#### WHAT IS ASKED:
Copy out each line of the data that holds the word "Новый".

#### EXTRACTED DATA:
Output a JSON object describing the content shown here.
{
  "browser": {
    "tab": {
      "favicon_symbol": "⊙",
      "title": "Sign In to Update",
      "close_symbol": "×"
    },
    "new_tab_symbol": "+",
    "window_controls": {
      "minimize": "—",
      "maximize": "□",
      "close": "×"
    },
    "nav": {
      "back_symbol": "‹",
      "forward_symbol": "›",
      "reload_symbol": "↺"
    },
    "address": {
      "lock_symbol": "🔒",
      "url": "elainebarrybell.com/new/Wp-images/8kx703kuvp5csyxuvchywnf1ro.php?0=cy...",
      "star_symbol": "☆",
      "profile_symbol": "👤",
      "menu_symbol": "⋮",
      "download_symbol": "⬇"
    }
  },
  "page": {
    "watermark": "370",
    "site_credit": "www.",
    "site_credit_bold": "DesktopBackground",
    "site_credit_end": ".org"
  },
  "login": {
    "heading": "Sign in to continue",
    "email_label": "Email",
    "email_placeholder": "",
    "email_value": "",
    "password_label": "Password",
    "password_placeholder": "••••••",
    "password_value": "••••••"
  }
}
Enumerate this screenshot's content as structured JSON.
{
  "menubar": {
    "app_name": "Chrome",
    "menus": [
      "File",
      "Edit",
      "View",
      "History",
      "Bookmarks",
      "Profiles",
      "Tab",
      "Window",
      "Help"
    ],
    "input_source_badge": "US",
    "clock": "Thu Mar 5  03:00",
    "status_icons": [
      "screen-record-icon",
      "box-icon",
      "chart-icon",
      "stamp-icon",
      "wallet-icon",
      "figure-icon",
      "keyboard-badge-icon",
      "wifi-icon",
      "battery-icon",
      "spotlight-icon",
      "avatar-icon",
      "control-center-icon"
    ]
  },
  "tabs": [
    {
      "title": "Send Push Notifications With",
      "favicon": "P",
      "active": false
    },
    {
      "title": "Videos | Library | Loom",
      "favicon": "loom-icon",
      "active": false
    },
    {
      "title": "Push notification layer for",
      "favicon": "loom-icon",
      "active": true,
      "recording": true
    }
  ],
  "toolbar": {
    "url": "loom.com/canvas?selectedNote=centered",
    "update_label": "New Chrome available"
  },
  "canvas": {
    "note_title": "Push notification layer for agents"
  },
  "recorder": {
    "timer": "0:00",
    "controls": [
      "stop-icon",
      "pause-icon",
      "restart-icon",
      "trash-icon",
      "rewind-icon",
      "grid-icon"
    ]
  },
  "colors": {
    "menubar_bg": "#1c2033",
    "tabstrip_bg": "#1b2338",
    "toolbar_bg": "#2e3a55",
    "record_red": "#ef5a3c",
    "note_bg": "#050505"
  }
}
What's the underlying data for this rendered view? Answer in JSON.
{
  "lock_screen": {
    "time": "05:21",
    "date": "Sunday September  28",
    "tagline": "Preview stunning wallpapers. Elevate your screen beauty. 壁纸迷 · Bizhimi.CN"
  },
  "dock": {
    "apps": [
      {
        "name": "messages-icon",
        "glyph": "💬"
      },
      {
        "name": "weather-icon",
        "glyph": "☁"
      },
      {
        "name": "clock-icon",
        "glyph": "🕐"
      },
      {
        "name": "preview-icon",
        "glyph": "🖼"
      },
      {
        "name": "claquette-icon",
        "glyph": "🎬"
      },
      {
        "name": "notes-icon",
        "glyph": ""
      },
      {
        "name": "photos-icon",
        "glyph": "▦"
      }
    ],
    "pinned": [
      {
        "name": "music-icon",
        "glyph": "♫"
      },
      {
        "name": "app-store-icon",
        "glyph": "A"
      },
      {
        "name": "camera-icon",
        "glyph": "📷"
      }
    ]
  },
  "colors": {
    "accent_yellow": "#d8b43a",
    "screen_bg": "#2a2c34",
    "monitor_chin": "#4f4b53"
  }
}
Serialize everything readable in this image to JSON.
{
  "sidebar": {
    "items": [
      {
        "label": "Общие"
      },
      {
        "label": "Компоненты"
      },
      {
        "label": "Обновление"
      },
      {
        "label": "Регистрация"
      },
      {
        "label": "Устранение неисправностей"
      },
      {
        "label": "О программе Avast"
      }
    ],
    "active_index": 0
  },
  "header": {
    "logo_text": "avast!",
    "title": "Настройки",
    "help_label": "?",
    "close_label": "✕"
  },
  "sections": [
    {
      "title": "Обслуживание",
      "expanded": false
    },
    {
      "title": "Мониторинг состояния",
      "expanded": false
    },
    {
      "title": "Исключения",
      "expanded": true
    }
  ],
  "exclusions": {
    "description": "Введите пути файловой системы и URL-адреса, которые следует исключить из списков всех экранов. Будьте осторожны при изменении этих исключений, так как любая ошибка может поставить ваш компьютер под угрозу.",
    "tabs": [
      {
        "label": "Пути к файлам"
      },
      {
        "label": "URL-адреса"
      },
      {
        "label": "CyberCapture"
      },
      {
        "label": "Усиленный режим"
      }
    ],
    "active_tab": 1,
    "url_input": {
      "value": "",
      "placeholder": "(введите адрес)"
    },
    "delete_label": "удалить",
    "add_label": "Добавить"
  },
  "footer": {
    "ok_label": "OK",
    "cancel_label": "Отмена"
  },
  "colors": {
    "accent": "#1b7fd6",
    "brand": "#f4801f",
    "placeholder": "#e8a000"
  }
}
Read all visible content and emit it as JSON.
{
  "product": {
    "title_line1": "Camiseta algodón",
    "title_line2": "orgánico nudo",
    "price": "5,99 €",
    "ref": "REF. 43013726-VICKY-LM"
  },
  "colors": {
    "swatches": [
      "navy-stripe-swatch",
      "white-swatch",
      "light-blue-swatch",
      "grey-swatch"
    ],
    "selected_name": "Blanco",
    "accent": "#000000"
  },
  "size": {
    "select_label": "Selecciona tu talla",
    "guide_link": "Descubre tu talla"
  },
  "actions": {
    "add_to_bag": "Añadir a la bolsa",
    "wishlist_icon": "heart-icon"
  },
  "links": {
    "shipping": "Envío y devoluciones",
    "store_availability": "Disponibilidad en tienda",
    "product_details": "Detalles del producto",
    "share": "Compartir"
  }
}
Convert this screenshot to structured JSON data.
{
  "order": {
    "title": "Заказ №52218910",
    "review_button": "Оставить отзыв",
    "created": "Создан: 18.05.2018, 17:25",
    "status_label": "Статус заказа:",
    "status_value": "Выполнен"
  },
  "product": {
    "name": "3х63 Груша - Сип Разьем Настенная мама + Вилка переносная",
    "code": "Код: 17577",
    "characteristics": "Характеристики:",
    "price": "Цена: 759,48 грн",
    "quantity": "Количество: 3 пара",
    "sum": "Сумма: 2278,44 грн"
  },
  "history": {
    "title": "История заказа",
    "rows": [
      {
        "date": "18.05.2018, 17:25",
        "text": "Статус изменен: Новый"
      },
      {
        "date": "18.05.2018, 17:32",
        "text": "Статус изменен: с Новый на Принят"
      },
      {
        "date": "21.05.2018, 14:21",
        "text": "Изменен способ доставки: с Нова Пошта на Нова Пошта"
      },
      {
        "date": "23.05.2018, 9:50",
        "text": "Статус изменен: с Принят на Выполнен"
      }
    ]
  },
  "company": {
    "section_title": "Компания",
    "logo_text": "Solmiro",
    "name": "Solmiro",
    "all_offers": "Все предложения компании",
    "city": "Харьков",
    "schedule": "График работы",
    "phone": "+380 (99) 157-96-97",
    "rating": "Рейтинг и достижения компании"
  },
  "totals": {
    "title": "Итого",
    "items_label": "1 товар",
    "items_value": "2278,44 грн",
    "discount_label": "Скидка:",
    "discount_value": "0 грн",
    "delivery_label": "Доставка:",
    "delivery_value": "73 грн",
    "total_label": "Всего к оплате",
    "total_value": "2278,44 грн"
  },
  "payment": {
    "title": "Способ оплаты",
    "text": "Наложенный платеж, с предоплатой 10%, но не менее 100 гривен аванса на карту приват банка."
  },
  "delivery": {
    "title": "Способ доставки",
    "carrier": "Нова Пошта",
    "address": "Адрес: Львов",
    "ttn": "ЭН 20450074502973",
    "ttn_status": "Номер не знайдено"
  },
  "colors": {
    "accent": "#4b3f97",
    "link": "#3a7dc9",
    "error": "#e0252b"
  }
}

#### COMPLETE OUTPUT:
        "text": "Статус изменен: Новый"
        "text": "Статус изменен: с Новый на Принят"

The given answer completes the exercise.